(Raw records)
——————————

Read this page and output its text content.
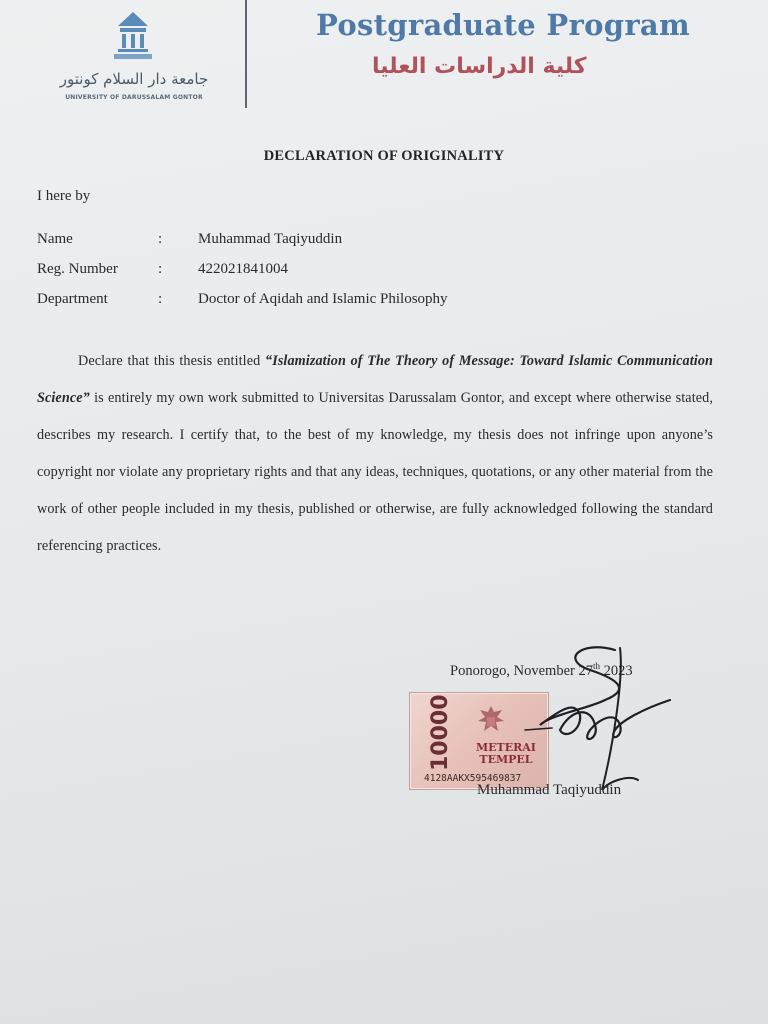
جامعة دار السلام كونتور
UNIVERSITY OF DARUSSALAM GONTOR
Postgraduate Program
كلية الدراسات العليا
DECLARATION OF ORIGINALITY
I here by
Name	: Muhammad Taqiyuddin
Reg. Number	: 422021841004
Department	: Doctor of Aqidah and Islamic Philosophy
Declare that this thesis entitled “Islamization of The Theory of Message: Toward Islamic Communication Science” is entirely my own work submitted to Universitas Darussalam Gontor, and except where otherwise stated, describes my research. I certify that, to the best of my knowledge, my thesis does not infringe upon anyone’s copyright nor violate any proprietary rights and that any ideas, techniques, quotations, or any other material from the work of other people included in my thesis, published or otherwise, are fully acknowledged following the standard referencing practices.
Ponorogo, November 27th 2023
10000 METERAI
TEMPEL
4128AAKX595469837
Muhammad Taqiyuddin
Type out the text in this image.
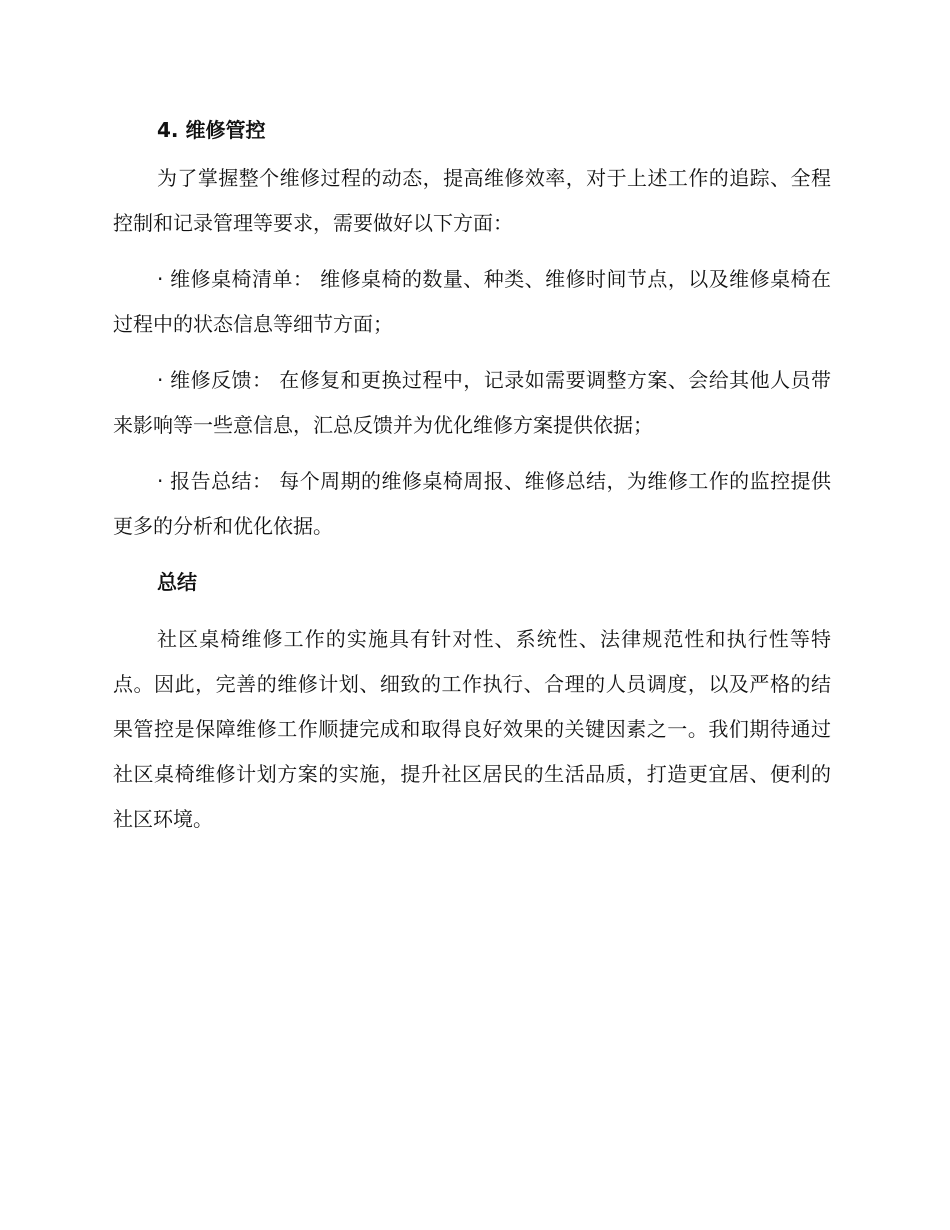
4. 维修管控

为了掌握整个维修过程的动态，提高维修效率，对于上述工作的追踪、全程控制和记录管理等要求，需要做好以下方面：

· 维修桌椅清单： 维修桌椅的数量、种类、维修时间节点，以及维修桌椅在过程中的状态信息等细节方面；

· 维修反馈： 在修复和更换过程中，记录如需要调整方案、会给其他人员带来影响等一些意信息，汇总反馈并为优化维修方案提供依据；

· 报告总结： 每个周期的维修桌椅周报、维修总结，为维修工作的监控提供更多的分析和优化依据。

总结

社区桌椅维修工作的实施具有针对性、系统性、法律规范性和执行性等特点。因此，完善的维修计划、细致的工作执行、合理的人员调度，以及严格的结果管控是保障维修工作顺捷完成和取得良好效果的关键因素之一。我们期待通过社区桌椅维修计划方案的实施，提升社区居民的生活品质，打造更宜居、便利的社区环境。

——————————

# Objective:
Extract all the entries word for word; omit any pictures.

# Task answer:
Read this page and output its text content.
جامعة دار السلام كونتور
UNIVERSITY OF DARUSSALAM GONTOR
Postgraduate Program
كلية الدراسات العليا
DECLARATION OF ORIGINALITY
I here by
Name	: Muhammad Taqiyuddin
Reg. Number	: 422021841004
Department	: Doctor of Aqidah and Islamic Philosophy
Declare that this thesis entitled “Islamization of The Theory of Message: Toward Islamic Communication Science” is entirely my own work submitted to Universitas Darussalam Gontor, and except where otherwise stated, describes my research. I certify that, to the best of my knowledge, my thesis does not infringe upon anyone’s copyright nor violate any proprietary rights and that any ideas, techniques, quotations, or any other material from the work of other people included in my thesis, published or otherwise, are fully acknowledged following the standard referencing practices.
Ponorogo, November 27th 2023
10000 METERAI
TEMPEL
4128AAKX595469837
Muhammad Taqiyuddin
Type out the text in this image.
4. 维修管控

为了掌握整个维修过程的动态，提高维修效率，对于上述工作的追踪、全程控制和记录管理等要求，需要做好以下方面：

· 维修桌椅清单： 维修桌椅的数量、种类、维修时间节点，以及维修桌椅在过程中的状态信息等细节方面；

· 维修反馈： 在修复和更换过程中，记录如需要调整方案、会给其他人员带来影响等一些意信息，汇总反馈并为优化维修方案提供依据；

· 报告总结： 每个周期的维修桌椅周报、维修总结，为维修工作的监控提供更多的分析和优化依据。

总结

社区桌椅维修工作的实施具有针对性、系统性、法律规范性和执行性等特点。因此，完善的维修计划、细致的工作执行、合理的人员调度，以及严格的结果管控是保障维修工作顺捷完成和取得良好效果的关键因素之一。我们期待通过社区桌椅维修计划方案的实施，提升社区居民的生活品质，打造更宜居、便利的社区环境。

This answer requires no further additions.